— start of DATASET EXTRACT —
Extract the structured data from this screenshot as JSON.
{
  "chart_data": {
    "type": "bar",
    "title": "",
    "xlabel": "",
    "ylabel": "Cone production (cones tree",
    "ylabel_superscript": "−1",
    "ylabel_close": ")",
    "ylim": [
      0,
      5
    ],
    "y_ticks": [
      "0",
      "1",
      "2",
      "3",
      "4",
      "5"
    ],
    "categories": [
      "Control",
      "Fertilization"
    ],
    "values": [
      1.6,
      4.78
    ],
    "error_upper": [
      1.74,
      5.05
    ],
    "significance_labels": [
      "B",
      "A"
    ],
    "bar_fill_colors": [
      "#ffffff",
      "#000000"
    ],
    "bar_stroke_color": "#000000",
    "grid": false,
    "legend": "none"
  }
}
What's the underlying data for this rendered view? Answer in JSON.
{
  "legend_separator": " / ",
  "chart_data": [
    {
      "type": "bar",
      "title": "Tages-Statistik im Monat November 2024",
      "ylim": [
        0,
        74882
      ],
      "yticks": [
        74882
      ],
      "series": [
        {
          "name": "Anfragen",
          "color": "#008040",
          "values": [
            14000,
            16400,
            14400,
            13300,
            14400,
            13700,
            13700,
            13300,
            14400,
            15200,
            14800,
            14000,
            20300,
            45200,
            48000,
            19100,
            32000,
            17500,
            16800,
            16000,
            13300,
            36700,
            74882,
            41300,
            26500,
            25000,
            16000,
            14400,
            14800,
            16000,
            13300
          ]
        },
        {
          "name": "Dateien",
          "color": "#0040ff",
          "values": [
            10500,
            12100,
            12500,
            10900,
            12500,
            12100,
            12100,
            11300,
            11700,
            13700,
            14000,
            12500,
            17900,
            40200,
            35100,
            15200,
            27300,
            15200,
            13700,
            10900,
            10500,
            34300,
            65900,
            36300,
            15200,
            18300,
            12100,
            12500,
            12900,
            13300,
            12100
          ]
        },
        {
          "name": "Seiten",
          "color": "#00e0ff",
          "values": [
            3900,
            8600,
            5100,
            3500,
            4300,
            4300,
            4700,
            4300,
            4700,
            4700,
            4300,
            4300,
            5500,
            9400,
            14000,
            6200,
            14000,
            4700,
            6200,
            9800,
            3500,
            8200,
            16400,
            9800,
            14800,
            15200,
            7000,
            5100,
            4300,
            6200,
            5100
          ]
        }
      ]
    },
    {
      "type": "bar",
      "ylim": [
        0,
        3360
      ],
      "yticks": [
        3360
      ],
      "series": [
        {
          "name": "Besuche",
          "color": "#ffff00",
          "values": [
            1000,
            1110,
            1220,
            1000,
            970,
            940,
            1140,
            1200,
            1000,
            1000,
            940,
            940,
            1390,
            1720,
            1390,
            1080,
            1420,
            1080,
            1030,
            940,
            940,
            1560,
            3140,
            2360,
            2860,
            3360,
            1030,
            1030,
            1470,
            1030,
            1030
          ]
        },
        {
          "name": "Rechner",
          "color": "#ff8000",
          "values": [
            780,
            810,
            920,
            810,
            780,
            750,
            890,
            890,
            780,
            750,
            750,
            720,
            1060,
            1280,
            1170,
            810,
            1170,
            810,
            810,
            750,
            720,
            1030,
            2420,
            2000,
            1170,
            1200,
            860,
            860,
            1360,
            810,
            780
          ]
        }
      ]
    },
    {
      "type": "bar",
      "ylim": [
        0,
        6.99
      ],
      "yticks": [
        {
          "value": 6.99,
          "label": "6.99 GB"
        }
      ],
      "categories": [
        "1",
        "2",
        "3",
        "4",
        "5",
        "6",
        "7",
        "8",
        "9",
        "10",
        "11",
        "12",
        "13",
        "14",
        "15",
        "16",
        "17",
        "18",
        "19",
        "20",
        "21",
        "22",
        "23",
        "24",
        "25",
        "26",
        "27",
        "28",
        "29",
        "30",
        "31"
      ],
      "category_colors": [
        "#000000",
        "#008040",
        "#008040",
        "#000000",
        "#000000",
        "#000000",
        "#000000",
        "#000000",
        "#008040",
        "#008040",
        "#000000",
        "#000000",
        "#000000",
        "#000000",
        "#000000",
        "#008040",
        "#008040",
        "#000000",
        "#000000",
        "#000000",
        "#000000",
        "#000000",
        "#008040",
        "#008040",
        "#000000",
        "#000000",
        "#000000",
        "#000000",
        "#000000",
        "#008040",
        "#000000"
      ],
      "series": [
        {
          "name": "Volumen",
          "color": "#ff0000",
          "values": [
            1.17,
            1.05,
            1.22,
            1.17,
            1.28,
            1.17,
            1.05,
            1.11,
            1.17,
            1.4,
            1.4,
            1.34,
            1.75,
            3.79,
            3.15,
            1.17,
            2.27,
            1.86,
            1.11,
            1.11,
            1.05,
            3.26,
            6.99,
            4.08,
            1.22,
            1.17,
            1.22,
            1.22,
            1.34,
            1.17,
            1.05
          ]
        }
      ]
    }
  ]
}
— end of DATASET EXTRACT —
● SET TASK
Reproduce each line of the material above precisely.

● SOLUTION TO THIS TASK
Extract the structured data from this screenshot as JSON.
{
  "chart_data": {
    "type": "bar",
    "title": "",
    "xlabel": "",
    "ylabel": "Cone production (cones tree",
    "ylabel_superscript": "−1",
    "ylabel_close": ")",
    "ylim": [
      0,
      5
    ],
    "y_ticks": [
      "0",
      "1",
      "2",
      "3",
      "4",
      "5"
    ],
    "categories": [
      "Control",
      "Fertilization"
    ],
    "values": [
      1.6,
      4.78
    ],
    "error_upper": [
      1.74,
      5.05
    ],
    "significance_labels": [
      "B",
      "A"
    ],
    "bar_fill_colors": [
      "#ffffff",
      "#000000"
    ],
    "bar_stroke_color": "#000000",
    "grid": false,
    "legend": "none"
  }
}
What's the underlying data for this rendered view? Answer in JSON.
{
  "legend_separator": " / ",
  "chart_data": [
    {
      "type": "bar",
      "title": "Tages-Statistik im Monat November 2024",
      "ylim": [
        0,
        74882
      ],
      "yticks": [
        74882
      ],
      "series": [
        {
          "name": "Anfragen",
          "color": "#008040",
          "values": [
            14000,
            16400,
            14400,
            13300,
            14400,
            13700,
            13700,
            13300,
            14400,
            15200,
            14800,
            14000,
            20300,
            45200,
            48000,
            19100,
            32000,
            17500,
            16800,
            16000,
            13300,
            36700,
            74882,
            41300,
            26500,
            25000,
            16000,
            14400,
            14800,
            16000,
            13300
          ]
        },
        {
          "name": "Dateien",
          "color": "#0040ff",
          "values": [
            10500,
            12100,
            12500,
            10900,
            12500,
            12100,
            12100,
            11300,
            11700,
            13700,
            14000,
            12500,
            17900,
            40200,
            35100,
            15200,
            27300,
            15200,
            13700,
            10900,
            10500,
            34300,
            65900,
            36300,
            15200,
            18300,
            12100,
            12500,
            12900,
            13300,
            12100
          ]
        },
        {
          "name": "Seiten",
          "color": "#00e0ff",
          "values": [
            3900,
            8600,
            5100,
            3500,
            4300,
            4300,
            4700,
            4300,
            4700,
            4700,
            4300,
            4300,
            5500,
            9400,
            14000,
            6200,
            14000,
            4700,
            6200,
            9800,
            3500,
            8200,
            16400,
            9800,
            14800,
            15200,
            7000,
            5100,
            4300,
            6200,
            5100
          ]
        }
      ]
    },
    {
      "type": "bar",
      "ylim": [
        0,
        3360
      ],
      "yticks": [
        3360
      ],
      "series": [
        {
          "name": "Besuche",
          "color": "#ffff00",
          "values": [
            1000,
            1110,
            1220,
            1000,
            970,
            940,
            1140,
            1200,
            1000,
            1000,
            940,
            940,
            1390,
            1720,
            1390,
            1080,
            1420,
            1080,
            1030,
            940,
            940,
            1560,
            3140,
            2360,
            2860,
            3360,
            1030,
            1030,
            1470,
            1030,
            1030
          ]
        },
        {
          "name": "Rechner",
          "color": "#ff8000",
          "values": [
            780,
            810,
            920,
            810,
            780,
            750,
            890,
            890,
            780,
            750,
            750,
            720,
            1060,
            1280,
            1170,
            810,
            1170,
            810,
            810,
            750,
            720,
            1030,
            2420,
            2000,
            1170,
            1200,
            860,
            860,
            1360,
            810,
            780
          ]
        }
      ]
    },
    {
      "type": "bar",
      "ylim": [
        0,
        6.99
      ],
      "yticks": [
        {
          "value": 6.99,
          "label": "6.99 GB"
        }
      ],
      "categories": [
        "1",
        "2",
        "3",
        "4",
        "5",
        "6",
        "7",
        "8",
        "9",
        "10",
        "11",
        "12",
        "13",
        "14",
        "15",
        "16",
        "17",
        "18",
        "19",
        "20",
        "21",
        "22",
        "23",
        "24",
        "25",
        "26",
        "27",
        "28",
        "29",
        "30",
        "31"
      ],
      "category_colors": [
        "#000000",
        "#008040",
        "#008040",
        "#000000",
        "#000000",
        "#000000",
        "#000000",
        "#000000",
        "#008040",
        "#008040",
        "#000000",
        "#000000",
        "#000000",
        "#000000",
        "#000000",
        "#008040",
        "#008040",
        "#000000",
        "#000000",
        "#000000",
        "#000000",
        "#000000",
        "#008040",
        "#008040",
        "#000000",
        "#000000",
        "#000000",
        "#000000",
        "#000000",
        "#008040",
        "#000000"
      ],
      "series": [
        {
          "name": "Volumen",
          "color": "#ff0000",
          "values": [
            1.17,
            1.05,
            1.22,
            1.17,
            1.28,
            1.17,
            1.05,
            1.11,
            1.17,
            1.4,
            1.4,
            1.34,
            1.75,
            3.79,
            3.15,
            1.17,
            2.27,
            1.86,
            1.11,
            1.11,
            1.05,
            3.26,
            6.99,
            4.08,
            1.22,
            1.17,
            1.22,
            1.22,
            1.34,
            1.17,
            1.05
          ]
        }
      ]
    }
  ]
}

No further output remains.